▸ **TASK**
Output all of the data below exactly as given.

▸ **DATA IN THIS EXERCISE**
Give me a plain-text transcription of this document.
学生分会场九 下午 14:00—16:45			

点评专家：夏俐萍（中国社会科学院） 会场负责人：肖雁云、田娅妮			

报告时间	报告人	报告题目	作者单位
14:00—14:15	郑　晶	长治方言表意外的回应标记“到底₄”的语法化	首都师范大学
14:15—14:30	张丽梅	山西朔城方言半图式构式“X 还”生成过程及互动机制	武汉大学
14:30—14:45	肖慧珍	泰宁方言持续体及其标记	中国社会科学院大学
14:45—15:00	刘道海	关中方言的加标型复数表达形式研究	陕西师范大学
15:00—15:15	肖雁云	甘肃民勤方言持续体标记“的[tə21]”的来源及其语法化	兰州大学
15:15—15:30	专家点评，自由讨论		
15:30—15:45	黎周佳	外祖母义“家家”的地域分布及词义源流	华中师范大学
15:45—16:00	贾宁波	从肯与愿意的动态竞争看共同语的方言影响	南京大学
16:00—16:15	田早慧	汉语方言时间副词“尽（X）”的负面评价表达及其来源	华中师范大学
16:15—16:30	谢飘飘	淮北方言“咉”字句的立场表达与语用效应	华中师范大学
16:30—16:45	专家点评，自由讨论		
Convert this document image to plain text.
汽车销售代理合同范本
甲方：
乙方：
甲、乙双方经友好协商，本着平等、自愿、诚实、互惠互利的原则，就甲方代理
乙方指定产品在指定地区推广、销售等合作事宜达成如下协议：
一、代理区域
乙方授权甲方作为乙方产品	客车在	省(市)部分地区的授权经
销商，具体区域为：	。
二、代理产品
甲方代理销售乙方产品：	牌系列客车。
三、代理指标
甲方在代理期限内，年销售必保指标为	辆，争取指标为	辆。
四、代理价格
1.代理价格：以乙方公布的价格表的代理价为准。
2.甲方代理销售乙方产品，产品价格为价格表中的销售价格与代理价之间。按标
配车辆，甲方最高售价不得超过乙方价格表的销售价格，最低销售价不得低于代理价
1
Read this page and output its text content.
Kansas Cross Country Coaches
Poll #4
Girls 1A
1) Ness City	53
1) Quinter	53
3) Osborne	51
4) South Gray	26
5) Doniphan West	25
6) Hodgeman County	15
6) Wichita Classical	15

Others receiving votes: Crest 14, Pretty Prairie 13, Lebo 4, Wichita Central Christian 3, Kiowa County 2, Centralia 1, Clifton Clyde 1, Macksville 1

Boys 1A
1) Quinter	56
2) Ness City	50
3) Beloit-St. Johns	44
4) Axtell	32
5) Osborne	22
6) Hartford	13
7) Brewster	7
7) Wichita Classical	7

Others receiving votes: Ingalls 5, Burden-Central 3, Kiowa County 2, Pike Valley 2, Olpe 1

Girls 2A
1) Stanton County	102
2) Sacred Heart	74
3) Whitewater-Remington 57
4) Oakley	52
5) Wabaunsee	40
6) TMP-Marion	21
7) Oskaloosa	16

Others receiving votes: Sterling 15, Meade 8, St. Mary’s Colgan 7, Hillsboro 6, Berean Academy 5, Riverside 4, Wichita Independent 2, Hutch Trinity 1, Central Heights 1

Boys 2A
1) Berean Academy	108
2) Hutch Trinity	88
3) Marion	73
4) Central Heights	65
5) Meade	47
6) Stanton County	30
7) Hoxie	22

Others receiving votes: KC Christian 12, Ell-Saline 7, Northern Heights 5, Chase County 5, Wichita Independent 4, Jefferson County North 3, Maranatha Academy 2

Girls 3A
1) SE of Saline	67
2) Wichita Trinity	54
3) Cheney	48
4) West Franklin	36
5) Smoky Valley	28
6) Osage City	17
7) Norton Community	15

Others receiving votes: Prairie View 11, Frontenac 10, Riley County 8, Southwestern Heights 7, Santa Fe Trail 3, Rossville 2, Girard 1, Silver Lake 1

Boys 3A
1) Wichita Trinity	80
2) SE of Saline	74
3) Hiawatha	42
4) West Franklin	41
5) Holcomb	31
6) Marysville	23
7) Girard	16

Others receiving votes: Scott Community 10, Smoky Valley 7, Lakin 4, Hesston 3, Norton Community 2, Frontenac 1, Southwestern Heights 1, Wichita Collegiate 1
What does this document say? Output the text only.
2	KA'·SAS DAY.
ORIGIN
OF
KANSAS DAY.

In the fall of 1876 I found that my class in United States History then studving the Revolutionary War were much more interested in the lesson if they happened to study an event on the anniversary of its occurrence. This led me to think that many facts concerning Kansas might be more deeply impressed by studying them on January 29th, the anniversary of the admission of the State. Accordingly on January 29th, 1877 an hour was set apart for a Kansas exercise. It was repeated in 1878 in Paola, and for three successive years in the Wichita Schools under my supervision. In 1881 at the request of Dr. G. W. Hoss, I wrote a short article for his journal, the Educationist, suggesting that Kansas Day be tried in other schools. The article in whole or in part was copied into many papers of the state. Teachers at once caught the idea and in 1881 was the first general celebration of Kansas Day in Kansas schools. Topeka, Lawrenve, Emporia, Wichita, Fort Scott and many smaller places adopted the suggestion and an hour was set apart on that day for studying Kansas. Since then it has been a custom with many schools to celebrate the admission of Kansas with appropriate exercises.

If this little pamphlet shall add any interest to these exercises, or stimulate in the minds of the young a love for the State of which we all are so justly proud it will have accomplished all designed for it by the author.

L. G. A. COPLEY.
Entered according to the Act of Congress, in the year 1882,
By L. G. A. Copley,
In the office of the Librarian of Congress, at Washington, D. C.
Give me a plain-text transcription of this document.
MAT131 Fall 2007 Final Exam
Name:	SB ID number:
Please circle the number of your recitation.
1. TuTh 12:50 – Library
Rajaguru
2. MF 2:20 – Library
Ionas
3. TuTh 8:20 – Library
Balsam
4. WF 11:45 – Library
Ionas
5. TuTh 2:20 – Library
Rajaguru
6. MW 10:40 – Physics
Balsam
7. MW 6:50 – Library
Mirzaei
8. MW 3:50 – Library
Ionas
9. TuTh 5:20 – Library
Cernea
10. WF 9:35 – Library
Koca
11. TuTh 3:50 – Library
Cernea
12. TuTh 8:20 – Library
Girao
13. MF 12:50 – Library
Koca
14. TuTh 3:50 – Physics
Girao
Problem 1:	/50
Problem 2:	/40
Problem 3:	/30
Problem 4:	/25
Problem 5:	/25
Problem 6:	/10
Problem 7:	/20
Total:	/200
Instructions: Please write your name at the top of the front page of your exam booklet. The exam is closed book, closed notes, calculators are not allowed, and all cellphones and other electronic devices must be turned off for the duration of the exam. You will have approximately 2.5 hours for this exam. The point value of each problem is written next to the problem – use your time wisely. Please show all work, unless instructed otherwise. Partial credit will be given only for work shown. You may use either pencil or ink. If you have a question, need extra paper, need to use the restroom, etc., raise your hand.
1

▸ **ANSWER TO THIS TASK**
Give me a plain-text transcription of this document.
学生分会场九 下午 14:00—16:45			

点评专家：夏俐萍（中国社会科学院） 会场负责人：肖雁云、田娅妮			

报告时间	报告人	报告题目	作者单位
14:00—14:15	郑　晶	长治方言表意外的回应标记“到底₄”的语法化	首都师范大学
14:15—14:30	张丽梅	山西朔城方言半图式构式“X 还”生成过程及互动机制	武汉大学
14:30—14:45	肖慧珍	泰宁方言持续体及其标记	中国社会科学院大学
14:45—15:00	刘道海	关中方言的加标型复数表达形式研究	陕西师范大学
15:00—15:15	肖雁云	甘肃民勤方言持续体标记“的[tə21]”的来源及其语法化	兰州大学
15:15—15:30	专家点评，自由讨论		
15:30—15:45	黎周佳	外祖母义“家家”的地域分布及词义源流	华中师范大学
15:45—16:00	贾宁波	从肯与愿意的动态竞争看共同语的方言影响	南京大学
16:00—16:15	田早慧	汉语方言时间副词“尽（X）”的负面评价表达及其来源	华中师范大学
16:15—16:30	谢飘飘	淮北方言“咉”字句的立场表达与语用效应	华中师范大学
16:30—16:45	专家点评，自由讨论		
Convert this document image to plain text.
汽车销售代理合同范本
甲方：
乙方：
甲、乙双方经友好协商，本着平等、自愿、诚实、互惠互利的原则，就甲方代理
乙方指定产品在指定地区推广、销售等合作事宜达成如下协议：
一、代理区域
乙方授权甲方作为乙方产品	客车在	省(市)部分地区的授权经
销商，具体区域为：	。
二、代理产品
甲方代理销售乙方产品：	牌系列客车。
三、代理指标
甲方在代理期限内，年销售必保指标为	辆，争取指标为	辆。
四、代理价格
1.代理价格：以乙方公布的价格表的代理价为准。
2.甲方代理销售乙方产品，产品价格为价格表中的销售价格与代理价之间。按标
配车辆，甲方最高售价不得超过乙方价格表的销售价格，最低销售价不得低于代理价
1
Read this page and output its text content.
Kansas Cross Country Coaches
Poll #4
Girls 1A
1) Ness City	53
1) Quinter	53
3) Osborne	51
4) South Gray	26
5) Doniphan West	25
6) Hodgeman County	15
6) Wichita Classical	15

Others receiving votes: Crest 14, Pretty Prairie 13, Lebo 4, Wichita Central Christian 3, Kiowa County 2, Centralia 1, Clifton Clyde 1, Macksville 1

Boys 1A
1) Quinter	56
2) Ness City	50
3) Beloit-St. Johns	44
4) Axtell	32
5) Osborne	22
6) Hartford	13
7) Brewster	7
7) Wichita Classical	7

Others receiving votes: Ingalls 5, Burden-Central 3, Kiowa County 2, Pike Valley 2, Olpe 1

Girls 2A
1) Stanton County	102
2) Sacred Heart	74
3) Whitewater-Remington 57
4) Oakley	52
5) Wabaunsee	40
6) TMP-Marion	21
7) Oskaloosa	16

Others receiving votes: Sterling 15, Meade 8, St. Mary’s Colgan 7, Hillsboro 6, Berean Academy 5, Riverside 4, Wichita Independent 2, Hutch Trinity 1, Central Heights 1

Boys 2A
1) Berean Academy	108
2) Hutch Trinity	88
3) Marion	73
4) Central Heights	65
5) Meade	47
6) Stanton County	30
7) Hoxie	22

Others receiving votes: KC Christian 12, Ell-Saline 7, Northern Heights 5, Chase County 5, Wichita Independent 4, Jefferson County North 3, Maranatha Academy 2

Girls 3A
1) SE of Saline	67
2) Wichita Trinity	54
3) Cheney	48
4) West Franklin	36
5) Smoky Valley	28
6) Osage City	17
7) Norton Community	15

Others receiving votes: Prairie View 11, Frontenac 10, Riley County 8, Southwestern Heights 7, Santa Fe Trail 3, Rossville 2, Girard 1, Silver Lake 1

Boys 3A
1) Wichita Trinity	80
2) SE of Saline	74
3) Hiawatha	42
4) West Franklin	41
5) Holcomb	31
6) Marysville	23
7) Girard	16

Others receiving votes: Scott Community 10, Smoky Valley 7, Lakin 4, Hesston 3, Norton Community 2, Frontenac 1, Southwestern Heights 1, Wichita Collegiate 1
What does this document say? Output the text only.
2	KA'·SAS DAY.
ORIGIN
OF
KANSAS DAY.

In the fall of 1876 I found that my class in United States History then studving the Revolutionary War were much more interested in the lesson if they happened to study an event on the anniversary of its occurrence. This led me to think that many facts concerning Kansas might be more deeply impressed by studying them on January 29th, the anniversary of the admission of the State. Accordingly on January 29th, 1877 an hour was set apart for a Kansas exercise. It was repeated in 1878 in Paola, and for three successive years in the Wichita Schools under my supervision. In 1881 at the request of Dr. G. W. Hoss, I wrote a short article for his journal, the Educationist, suggesting that Kansas Day be tried in other schools. The article in whole or in part was copied into many papers of the state. Teachers at once caught the idea and in 1881 was the first general celebration of Kansas Day in Kansas schools. Topeka, Lawrenve, Emporia, Wichita, Fort Scott and many smaller places adopted the suggestion and an hour was set apart on that day for studying Kansas. Since then it has been a custom with many schools to celebrate the admission of Kansas with appropriate exercises.

If this little pamphlet shall add any interest to these exercises, or stimulate in the minds of the young a love for the State of which we all are so justly proud it will have accomplished all designed for it by the author.

L. G. A. COPLEY.
Entered according to the Act of Congress, in the year 1882,
By L. G. A. Copley,
In the office of the Librarian of Congress, at Washington, D. C.
Give me a plain-text transcription of this document.
MAT131 Fall 2007 Final Exam
Name:	SB ID number:
Please circle the number of your recitation.
1. TuTh 12:50 – Library
Rajaguru
2. MF 2:20 – Library
Ionas
3. TuTh 8:20 – Library
Balsam
4. WF 11:45 – Library
Ionas
5. TuTh 2:20 – Library
Rajaguru
6. MW 10:40 – Physics
Balsam
7. MW 6:50 – Library
Mirzaei
8. MW 3:50 – Library
Ionas
9. TuTh 5:20 – Library
Cernea
10. WF 9:35 – Library
Koca
11. TuTh 3:50 – Library
Cernea
12. TuTh 8:20 – Library
Girao
13. MF 12:50 – Library
Koca
14. TuTh 3:50 – Physics
Girao
Problem 1:	/50
Problem 2:	/40
Problem 3:	/30
Problem 4:	/25
Problem 5:	/25
Problem 6:	/10
Problem 7:	/20
Total:	/200
Instructions: Please write your name at the top of the front page of your exam booklet. The exam is closed book, closed notes, calculators are not allowed, and all cellphones and other electronic devices must be turned off for the duration of the exam. You will have approximately 2.5 hours for this exam. The point value of each problem is written next to the problem – use your time wisely. Please show all work, unless instructed otherwise. Partial credit will be given only for work shown. You may use either pencil or ink. If you have a question, need extra paper, need to use the restroom, etc., raise your hand.
1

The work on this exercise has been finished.